**Document text**
Answer generation - Retrieved spatial features provide context for Bedrock to generate a human-readable answer. The prompt includes: user question, retrieved features (as JSON with properties), and instructions to answer concisely with citations to specific features.

Agentic queries - For multi-step analysis (e.g., “which neighborhoods have the highest intersection of flood risk and housing density?”), a Strands or Bedrock agent decomposes the question into spatial sub-queries, executes them, and synthesizes the results.

Deployment Considerations

Lambda container image - GeoPandas, Shapely, GDAL, and Rasterio have complex system dependencies. Package these as a container image rather than a ZIP layer. A multi-stage Docker build (build GDAL from source in a builder stage, copy binaries to the Lambda runtime image) produces a working image under 500 MB.

Processing time - Raster analysis over large images can exceed Lambda’s 15-minute limit for continental-scale queries. Use Fargate for long-running spatial computations, with Lambda handling API requests and dispatching to Fargate tasks.

Coordinate systems - Geospatial data uses many coordinate reference systems (CRS). Standardize everything to WGS84 (EPSG:4326) at ingestion time to avoid projection errors in analysis.

Example Query Flow

User query: “Show me areas in Region X where forest cover decreased more than 20% since 2020.”

  1. Bedrock translates query to: semantic_search("forest cover change") + geo_filter(region_X_polygon) + metadata_filter(ndvi_change < -0.2)
  2. OpenSearch returns matching features
  3. Bedrock generates: “Three areas in Region X show significant forest decline: [Feature A] near [town] lost 34% cover, likely due to…”

**Required task**
According to the geospatial pipeline text, why should long-running spatial computations be run on Fargate instead of Lambda? Respond in one to three sentences. The entries have no connection to the geospatial pipeline text.

**Data rows**
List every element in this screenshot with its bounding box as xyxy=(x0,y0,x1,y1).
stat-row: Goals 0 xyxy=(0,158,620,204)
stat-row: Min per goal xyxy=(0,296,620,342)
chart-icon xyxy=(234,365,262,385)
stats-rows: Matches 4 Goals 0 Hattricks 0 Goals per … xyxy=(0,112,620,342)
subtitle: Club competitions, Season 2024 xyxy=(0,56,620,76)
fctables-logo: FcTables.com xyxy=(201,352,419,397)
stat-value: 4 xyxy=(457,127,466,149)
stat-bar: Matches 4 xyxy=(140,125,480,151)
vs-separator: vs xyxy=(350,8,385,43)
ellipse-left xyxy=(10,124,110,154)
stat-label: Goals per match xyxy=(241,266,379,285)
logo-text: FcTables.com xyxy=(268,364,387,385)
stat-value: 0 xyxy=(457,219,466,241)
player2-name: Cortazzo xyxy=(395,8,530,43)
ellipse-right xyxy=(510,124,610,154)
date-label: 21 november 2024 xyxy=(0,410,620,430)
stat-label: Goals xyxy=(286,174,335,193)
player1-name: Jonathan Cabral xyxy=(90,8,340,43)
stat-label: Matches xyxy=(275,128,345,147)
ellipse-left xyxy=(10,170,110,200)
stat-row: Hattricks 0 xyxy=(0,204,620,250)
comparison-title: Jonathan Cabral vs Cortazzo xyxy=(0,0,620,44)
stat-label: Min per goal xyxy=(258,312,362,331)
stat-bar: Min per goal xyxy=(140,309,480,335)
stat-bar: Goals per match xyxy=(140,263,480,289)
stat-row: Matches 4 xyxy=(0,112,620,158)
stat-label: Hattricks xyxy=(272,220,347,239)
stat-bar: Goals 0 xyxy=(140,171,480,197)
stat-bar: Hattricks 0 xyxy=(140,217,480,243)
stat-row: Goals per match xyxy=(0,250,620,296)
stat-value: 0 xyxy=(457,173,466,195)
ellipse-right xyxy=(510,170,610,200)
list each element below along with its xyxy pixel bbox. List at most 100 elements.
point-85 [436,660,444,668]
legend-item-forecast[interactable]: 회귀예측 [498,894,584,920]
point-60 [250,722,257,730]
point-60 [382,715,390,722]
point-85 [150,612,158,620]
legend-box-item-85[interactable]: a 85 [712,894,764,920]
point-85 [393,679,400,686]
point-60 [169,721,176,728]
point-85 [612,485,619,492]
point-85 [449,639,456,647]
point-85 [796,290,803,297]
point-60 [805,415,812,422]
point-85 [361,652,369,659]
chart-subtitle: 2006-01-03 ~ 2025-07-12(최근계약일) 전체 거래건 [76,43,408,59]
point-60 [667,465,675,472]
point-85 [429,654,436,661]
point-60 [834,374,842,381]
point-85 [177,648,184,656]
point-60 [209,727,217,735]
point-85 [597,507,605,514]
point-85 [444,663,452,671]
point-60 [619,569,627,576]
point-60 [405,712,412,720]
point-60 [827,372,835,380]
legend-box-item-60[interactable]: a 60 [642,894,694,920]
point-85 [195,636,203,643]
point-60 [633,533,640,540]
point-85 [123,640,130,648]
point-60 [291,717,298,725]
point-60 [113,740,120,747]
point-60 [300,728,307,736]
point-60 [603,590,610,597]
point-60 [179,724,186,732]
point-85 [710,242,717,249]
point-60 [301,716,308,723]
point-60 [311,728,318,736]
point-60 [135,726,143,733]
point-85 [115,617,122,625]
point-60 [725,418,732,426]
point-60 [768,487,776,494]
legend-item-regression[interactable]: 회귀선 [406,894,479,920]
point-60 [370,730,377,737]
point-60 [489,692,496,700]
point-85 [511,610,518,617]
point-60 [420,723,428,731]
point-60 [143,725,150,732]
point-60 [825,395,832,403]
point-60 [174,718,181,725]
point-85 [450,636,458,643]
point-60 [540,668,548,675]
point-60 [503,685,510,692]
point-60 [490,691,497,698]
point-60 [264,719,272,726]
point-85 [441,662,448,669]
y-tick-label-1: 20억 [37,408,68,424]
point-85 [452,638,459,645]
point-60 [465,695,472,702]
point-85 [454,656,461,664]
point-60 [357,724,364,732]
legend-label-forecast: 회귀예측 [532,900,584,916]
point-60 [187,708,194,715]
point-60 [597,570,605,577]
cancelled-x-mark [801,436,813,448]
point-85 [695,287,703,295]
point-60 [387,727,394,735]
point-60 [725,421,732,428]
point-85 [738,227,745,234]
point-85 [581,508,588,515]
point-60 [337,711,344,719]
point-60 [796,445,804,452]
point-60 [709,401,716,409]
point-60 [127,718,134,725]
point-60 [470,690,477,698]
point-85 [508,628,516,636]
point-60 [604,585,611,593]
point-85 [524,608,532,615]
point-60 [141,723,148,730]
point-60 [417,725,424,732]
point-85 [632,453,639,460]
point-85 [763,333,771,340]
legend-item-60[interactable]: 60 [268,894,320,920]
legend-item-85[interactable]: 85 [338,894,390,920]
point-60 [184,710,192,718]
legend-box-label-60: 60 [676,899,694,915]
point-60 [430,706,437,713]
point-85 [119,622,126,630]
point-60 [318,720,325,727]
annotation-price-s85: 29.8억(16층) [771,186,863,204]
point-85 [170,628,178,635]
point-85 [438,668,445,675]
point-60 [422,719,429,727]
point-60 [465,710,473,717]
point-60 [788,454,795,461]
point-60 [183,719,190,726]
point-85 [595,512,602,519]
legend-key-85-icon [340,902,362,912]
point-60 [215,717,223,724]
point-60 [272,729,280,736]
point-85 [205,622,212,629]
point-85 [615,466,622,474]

**Task response**
Raster analysis over large images can exceed Lambda's 15-minute limit for continental-scale queries. Fargate therefore carries out the long-running spatial computations, while Lambda handles API requests and dispatches the work to Fargate tasks.